● **PROBLEM DESCRIPTION**:
Give the count of lines that include the string "Ελλάδα". Add nothing to it.
+===+
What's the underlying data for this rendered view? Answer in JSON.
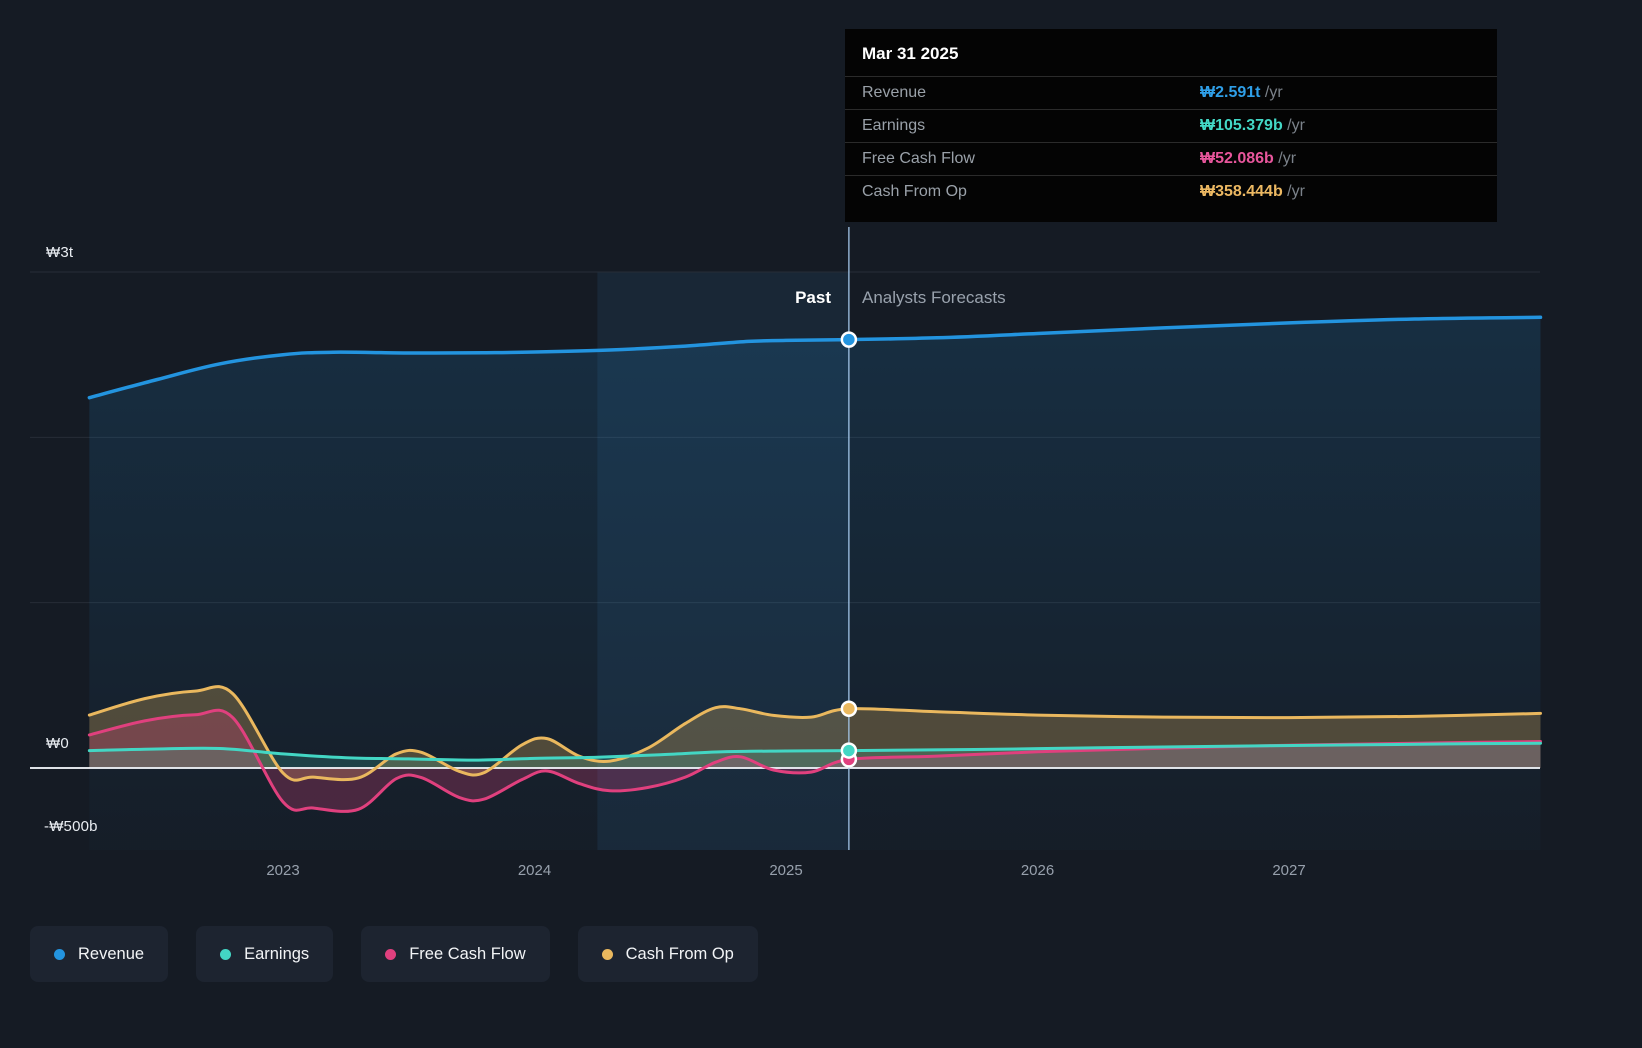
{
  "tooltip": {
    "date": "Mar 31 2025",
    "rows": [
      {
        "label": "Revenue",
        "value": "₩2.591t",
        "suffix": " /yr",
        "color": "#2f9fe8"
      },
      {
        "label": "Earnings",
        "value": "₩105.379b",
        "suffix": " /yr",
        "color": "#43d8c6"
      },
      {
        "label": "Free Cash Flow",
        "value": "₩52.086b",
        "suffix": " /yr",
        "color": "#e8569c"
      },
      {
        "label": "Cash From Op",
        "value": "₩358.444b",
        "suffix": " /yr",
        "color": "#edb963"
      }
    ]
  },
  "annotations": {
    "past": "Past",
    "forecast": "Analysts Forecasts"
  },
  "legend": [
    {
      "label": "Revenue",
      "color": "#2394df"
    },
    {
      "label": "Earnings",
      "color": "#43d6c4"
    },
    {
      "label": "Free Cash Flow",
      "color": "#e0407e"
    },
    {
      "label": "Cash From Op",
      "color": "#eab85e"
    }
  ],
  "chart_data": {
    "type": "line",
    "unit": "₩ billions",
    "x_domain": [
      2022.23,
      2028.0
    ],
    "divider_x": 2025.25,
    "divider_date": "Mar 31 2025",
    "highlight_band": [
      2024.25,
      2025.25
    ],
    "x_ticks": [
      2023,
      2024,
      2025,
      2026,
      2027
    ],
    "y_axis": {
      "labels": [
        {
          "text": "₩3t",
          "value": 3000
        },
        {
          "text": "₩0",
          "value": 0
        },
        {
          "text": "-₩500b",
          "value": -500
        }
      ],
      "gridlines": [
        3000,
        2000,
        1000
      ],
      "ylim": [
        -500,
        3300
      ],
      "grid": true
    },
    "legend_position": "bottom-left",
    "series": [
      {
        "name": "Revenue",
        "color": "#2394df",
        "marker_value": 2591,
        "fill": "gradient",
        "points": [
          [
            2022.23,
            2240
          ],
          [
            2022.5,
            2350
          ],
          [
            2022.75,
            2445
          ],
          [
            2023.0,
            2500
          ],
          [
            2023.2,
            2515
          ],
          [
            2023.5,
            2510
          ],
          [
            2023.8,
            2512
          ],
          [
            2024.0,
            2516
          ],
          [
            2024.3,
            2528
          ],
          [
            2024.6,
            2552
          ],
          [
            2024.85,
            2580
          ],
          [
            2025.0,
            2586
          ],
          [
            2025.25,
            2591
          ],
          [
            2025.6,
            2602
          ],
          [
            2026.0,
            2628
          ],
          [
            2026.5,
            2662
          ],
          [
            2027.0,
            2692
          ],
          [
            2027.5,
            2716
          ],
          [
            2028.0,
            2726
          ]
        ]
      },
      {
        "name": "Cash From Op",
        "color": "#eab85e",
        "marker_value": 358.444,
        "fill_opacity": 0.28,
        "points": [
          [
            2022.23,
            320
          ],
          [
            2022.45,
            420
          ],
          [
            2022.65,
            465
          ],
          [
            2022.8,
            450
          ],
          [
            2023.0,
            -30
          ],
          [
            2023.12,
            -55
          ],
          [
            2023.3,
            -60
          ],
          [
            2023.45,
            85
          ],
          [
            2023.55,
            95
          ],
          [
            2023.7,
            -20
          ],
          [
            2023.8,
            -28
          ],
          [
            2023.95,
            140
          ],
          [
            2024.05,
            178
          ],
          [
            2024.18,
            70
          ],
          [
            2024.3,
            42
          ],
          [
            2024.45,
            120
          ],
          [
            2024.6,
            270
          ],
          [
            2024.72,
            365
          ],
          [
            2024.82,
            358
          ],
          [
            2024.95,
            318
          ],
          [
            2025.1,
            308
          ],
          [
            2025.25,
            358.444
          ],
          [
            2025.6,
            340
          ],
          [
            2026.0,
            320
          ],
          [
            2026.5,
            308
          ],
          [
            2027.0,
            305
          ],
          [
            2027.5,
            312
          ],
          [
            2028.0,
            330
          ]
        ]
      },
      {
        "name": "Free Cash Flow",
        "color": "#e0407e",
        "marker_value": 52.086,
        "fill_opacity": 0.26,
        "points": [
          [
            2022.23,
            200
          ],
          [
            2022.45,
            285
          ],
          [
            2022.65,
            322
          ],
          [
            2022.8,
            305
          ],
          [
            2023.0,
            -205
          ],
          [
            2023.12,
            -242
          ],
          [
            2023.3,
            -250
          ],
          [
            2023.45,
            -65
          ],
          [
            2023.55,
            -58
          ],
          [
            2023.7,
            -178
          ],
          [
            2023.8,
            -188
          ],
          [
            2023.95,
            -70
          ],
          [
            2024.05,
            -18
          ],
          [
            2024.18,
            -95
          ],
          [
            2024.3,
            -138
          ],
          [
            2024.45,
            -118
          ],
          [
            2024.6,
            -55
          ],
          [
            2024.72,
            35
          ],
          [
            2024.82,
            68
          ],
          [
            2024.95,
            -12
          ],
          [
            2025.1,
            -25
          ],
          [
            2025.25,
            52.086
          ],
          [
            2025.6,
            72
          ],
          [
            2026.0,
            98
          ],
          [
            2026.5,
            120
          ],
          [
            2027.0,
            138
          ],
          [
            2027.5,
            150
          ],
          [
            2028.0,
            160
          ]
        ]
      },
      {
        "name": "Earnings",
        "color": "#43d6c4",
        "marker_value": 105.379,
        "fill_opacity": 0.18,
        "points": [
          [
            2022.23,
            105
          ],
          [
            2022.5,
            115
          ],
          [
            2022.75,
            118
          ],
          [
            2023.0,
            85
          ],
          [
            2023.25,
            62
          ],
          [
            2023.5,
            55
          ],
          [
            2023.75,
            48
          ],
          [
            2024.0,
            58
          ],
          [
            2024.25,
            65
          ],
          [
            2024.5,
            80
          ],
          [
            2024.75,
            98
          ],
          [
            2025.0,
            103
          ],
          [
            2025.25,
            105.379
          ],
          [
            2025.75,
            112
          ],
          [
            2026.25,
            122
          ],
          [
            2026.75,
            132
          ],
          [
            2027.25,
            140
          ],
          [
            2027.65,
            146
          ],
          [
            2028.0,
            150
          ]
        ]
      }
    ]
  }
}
+===+
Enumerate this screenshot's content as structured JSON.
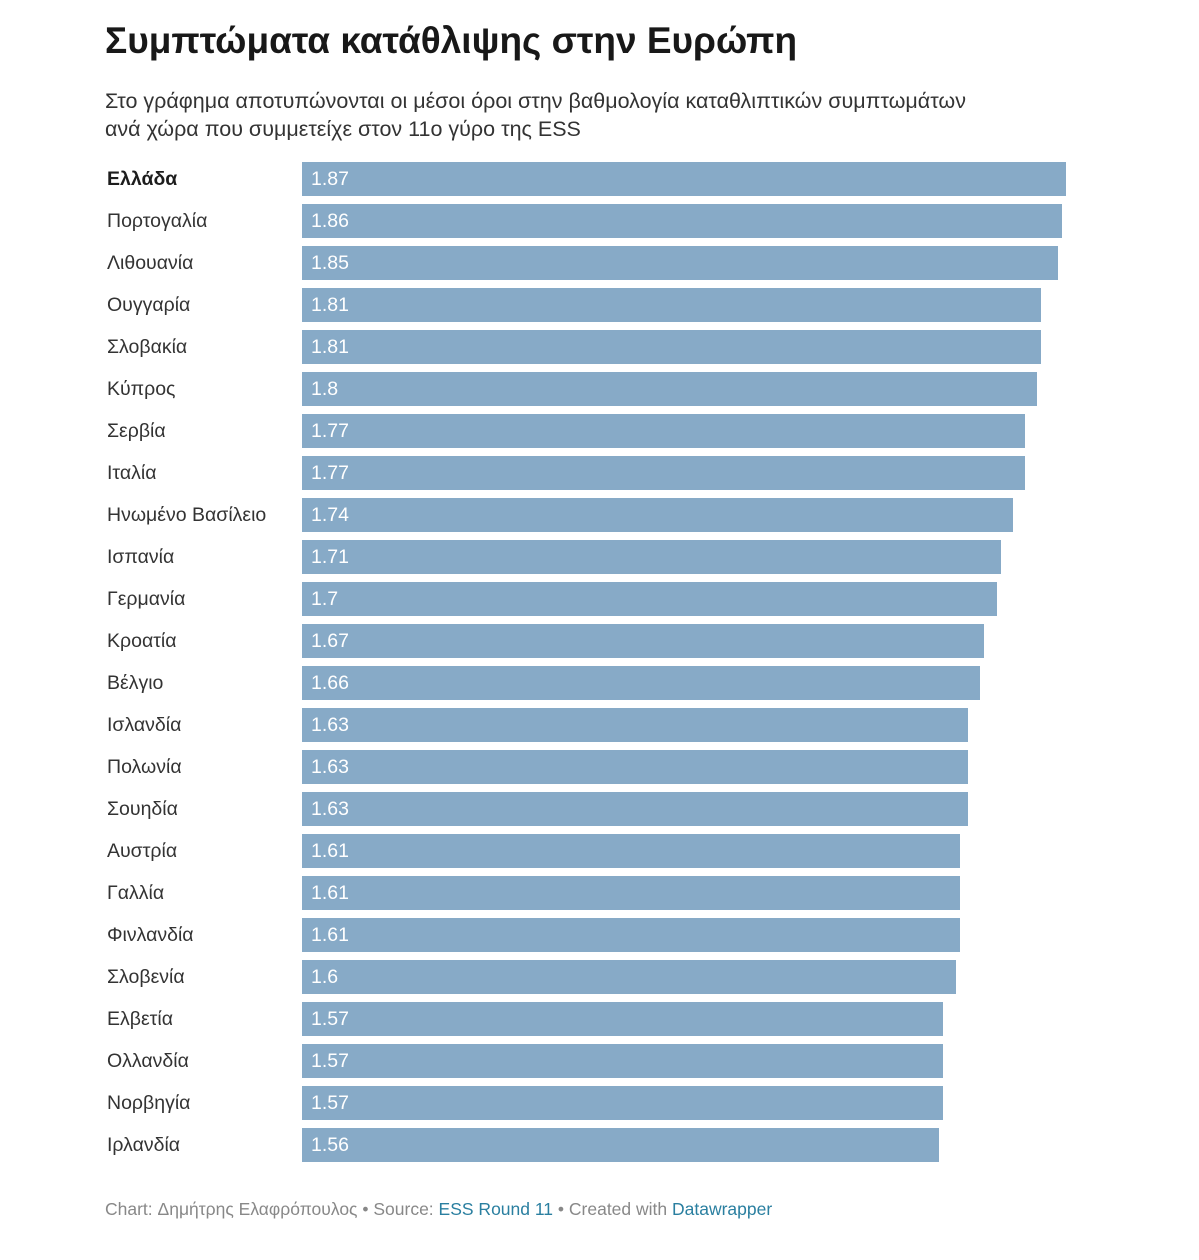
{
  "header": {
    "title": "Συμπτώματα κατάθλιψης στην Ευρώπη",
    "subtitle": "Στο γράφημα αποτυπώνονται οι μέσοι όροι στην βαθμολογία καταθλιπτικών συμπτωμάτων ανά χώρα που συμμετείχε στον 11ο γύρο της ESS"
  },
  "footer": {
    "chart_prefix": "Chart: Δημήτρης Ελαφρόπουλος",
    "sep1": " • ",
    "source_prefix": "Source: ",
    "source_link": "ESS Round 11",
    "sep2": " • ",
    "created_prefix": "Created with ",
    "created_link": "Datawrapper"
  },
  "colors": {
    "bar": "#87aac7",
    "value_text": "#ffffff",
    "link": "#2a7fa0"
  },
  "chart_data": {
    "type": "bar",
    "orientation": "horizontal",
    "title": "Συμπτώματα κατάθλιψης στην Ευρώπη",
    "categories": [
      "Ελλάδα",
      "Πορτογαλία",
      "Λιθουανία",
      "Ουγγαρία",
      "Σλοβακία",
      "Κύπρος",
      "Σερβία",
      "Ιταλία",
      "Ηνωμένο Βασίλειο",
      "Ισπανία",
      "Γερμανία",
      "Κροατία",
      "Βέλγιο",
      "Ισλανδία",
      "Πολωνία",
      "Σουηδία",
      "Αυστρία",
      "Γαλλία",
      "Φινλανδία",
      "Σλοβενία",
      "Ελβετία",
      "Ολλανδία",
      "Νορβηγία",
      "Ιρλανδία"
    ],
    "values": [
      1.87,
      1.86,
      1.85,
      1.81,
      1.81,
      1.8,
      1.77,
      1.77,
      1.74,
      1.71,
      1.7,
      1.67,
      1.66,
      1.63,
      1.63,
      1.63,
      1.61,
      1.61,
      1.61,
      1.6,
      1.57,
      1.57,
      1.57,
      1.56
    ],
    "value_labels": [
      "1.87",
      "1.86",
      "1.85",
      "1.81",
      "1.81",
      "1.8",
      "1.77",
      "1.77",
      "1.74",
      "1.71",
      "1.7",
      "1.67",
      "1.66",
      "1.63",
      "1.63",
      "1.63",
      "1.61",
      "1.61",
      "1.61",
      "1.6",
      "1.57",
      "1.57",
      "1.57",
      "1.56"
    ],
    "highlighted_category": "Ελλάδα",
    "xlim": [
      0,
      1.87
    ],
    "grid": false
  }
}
+===+
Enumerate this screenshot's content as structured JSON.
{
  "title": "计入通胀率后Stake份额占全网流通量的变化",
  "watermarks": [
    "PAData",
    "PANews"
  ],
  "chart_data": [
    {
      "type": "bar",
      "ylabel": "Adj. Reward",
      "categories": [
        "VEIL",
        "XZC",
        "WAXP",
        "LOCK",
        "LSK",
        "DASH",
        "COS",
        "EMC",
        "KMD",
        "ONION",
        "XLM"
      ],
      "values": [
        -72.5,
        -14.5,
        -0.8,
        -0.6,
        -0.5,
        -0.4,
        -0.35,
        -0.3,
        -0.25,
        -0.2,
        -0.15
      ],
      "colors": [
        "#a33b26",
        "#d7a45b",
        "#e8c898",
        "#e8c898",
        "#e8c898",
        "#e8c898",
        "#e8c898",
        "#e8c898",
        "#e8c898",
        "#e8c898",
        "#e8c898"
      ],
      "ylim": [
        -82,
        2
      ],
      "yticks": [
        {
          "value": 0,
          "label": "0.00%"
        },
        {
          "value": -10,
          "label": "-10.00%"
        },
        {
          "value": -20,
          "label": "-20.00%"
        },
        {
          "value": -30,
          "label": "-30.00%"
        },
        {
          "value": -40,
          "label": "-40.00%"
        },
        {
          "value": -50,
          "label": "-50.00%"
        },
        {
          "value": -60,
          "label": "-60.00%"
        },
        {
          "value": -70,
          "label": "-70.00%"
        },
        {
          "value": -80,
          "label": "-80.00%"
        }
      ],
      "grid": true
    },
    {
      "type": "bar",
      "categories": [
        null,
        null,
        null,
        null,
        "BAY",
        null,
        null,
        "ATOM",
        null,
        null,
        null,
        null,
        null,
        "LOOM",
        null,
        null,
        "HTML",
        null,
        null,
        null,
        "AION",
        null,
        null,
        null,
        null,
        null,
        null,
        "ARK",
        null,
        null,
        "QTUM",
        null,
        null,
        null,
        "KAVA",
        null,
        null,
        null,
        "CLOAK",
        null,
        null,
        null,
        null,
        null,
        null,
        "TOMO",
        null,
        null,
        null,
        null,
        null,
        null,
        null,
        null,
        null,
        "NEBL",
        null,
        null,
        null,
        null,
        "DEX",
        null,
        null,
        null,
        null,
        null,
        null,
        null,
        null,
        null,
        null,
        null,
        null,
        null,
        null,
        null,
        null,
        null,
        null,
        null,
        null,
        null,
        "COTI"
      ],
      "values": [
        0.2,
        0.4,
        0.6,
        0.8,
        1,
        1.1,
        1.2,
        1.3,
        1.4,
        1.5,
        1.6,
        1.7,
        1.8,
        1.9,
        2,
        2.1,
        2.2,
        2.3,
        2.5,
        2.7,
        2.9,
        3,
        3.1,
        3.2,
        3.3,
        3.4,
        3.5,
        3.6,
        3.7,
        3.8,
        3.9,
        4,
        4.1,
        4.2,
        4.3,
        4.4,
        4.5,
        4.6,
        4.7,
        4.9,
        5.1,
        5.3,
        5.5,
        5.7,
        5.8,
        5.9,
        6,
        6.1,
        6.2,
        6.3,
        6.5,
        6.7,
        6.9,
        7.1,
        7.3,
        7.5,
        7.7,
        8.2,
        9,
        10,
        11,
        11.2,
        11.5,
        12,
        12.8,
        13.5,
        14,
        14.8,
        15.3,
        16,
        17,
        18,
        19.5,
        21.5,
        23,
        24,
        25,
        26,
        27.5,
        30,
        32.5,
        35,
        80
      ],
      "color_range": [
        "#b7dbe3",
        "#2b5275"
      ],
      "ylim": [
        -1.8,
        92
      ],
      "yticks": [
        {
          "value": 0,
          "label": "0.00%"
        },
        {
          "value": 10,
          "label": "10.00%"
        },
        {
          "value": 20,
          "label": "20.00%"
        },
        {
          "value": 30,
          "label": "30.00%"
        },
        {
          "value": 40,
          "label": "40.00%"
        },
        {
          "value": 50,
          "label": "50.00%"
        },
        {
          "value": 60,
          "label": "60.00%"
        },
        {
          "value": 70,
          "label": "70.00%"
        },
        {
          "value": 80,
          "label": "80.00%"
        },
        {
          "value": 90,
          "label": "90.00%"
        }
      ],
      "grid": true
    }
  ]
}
+===+
● **OUTPUT FOR THIS EXERCISE**:
2